**Written request**
Restate the data exactly as given and keep the pictures out.

#### Records for the exercise

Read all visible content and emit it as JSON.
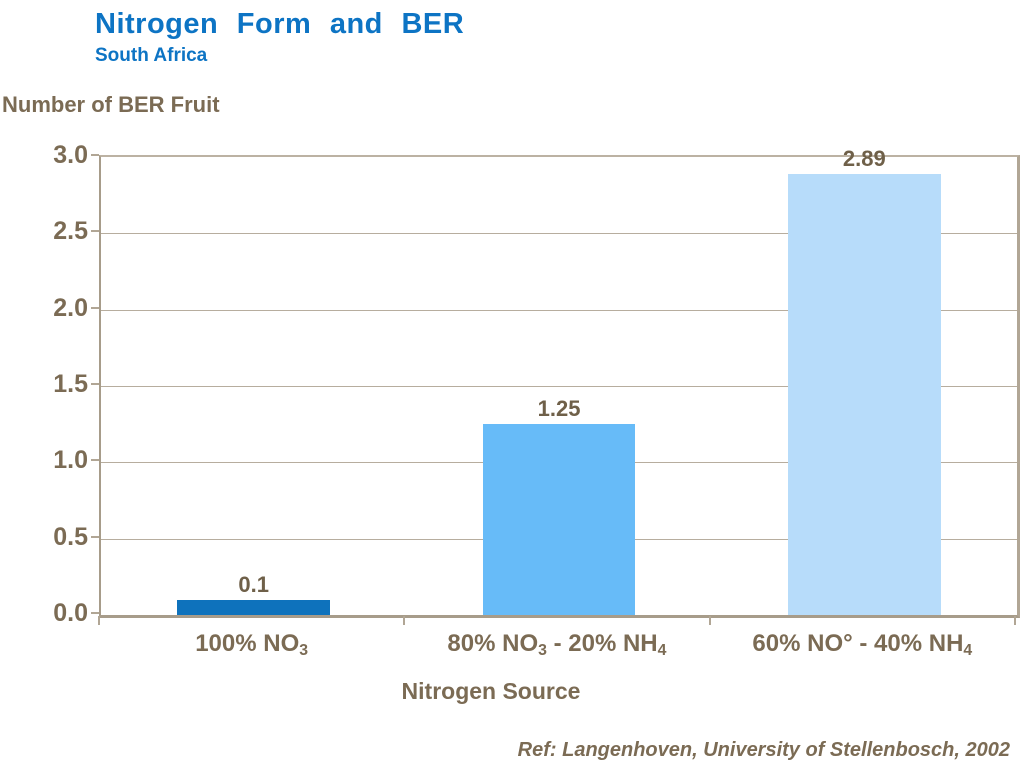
{
  "header": {
    "title": "Nitrogen Form and BER",
    "subtitle": "South Africa"
  },
  "footnote": "Ref: Langenhoven, University of Stellenbosch, 2002",
  "colors": {
    "title_blue": "#0d74c4",
    "text_brown": "#7b6b54",
    "data_label_brown": "#6f6049",
    "axis_line": "#b1a695",
    "gridline": "#b7ad9e"
  },
  "chart_data": {
    "type": "bar",
    "title": "Nitrogen Form and BER",
    "subtitle": "South Africa",
    "ylabel": "Number of BER Fruit",
    "xlabel": "Nitrogen Source",
    "categories": [
      "100% NO_3",
      "80% NO_3 - 20% NH_4",
      "60% NO° - 40% NH_4"
    ],
    "values": [
      0.1,
      1.25,
      2.89
    ],
    "value_labels": [
      "0.1",
      "1.25",
      "2.89"
    ],
    "ylim": [
      0.0,
      3.0
    ],
    "ytick_step": 0.5,
    "ytick_labels": [
      "0.0",
      "0.5",
      "1.0",
      "1.5",
      "2.0",
      "2.5",
      "3.0"
    ],
    "grid": true,
    "legend_position": "none",
    "bar_colors": [
      "#0e72bc",
      "#67bbf8",
      "#b7dcfa"
    ]
  }
}
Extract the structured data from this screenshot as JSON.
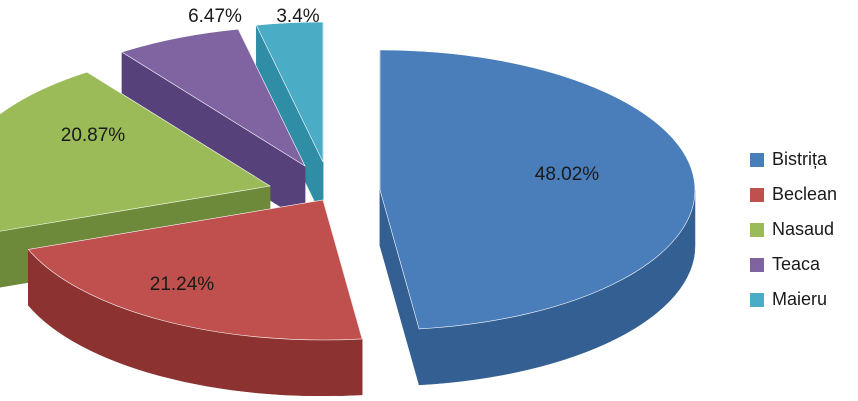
{
  "chart_data": {
    "type": "pie",
    "style": "3d-exploded",
    "categories": [
      "Bistrița",
      "Beclean",
      "Nasaud",
      "Teaca",
      "Maieru"
    ],
    "values": [
      48.02,
      21.24,
      20.87,
      6.47,
      3.4
    ],
    "data_labels": [
      "48.02%",
      "21.24%",
      "20.87%",
      "6.47%",
      "3.4%"
    ],
    "colors": [
      "#4a7ebb",
      "#c0504d",
      "#9bbb59",
      "#8064a2",
      "#4bacc6"
    ],
    "side_colors": [
      "#345f93",
      "#8c3331",
      "#6d8a3a",
      "#56417a",
      "#2f8ea6"
    ],
    "legend_position": "right",
    "grid": false
  }
}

########

**Task output**
Read all visible content and emit it as JSON.
{
  "header": {
    "title": "Nitrogen Form and BER",
    "subtitle": "South Africa"
  },
  "footnote": "Ref: Langenhoven, University of Stellenbosch, 2002",
  "colors": {
    "title_blue": "#0d74c4",
    "text_brown": "#7b6b54",
    "data_label_brown": "#6f6049",
    "axis_line": "#b1a695",
    "gridline": "#b7ad9e"
  },
  "chart_data": {
    "type": "bar",
    "title": "Nitrogen Form and BER",
    "subtitle": "South Africa",
    "ylabel": "Number of BER Fruit",
    "xlabel": "Nitrogen Source",
    "categories": [
      "100% NO_3",
      "80% NO_3 - 20% NH_4",
      "60% NO° - 40% NH_4"
    ],
    "values": [
      0.1,
      1.25,
      2.89
    ],
    "value_labels": [
      "0.1",
      "1.25",
      "2.89"
    ],
    "ylim": [
      0.0,
      3.0
    ],
    "ytick_step": 0.5,
    "ytick_labels": [
      "0.0",
      "0.5",
      "1.0",
      "1.5",
      "2.0",
      "2.5",
      "3.0"
    ],
    "grid": true,
    "legend_position": "none",
    "bar_colors": [
      "#0e72bc",
      "#67bbf8",
      "#b7dcfa"
    ]
  }
}
Extract the structured data from this screenshot as JSON.
{
  "chart_data": {
    "type": "pie",
    "style": "3d-exploded",
    "categories": [
      "Bistrița",
      "Beclean",
      "Nasaud",
      "Teaca",
      "Maieru"
    ],
    "values": [
      48.02,
      21.24,
      20.87,
      6.47,
      3.4
    ],
    "data_labels": [
      "48.02%",
      "21.24%",
      "20.87%",
      "6.47%",
      "3.4%"
    ],
    "colors": [
      "#4a7ebb",
      "#c0504d",
      "#9bbb59",
      "#8064a2",
      "#4bacc6"
    ],
    "side_colors": [
      "#345f93",
      "#8c3331",
      "#6d8a3a",
      "#56417a",
      "#2f8ea6"
    ],
    "legend_position": "right",
    "grid": false
  }
}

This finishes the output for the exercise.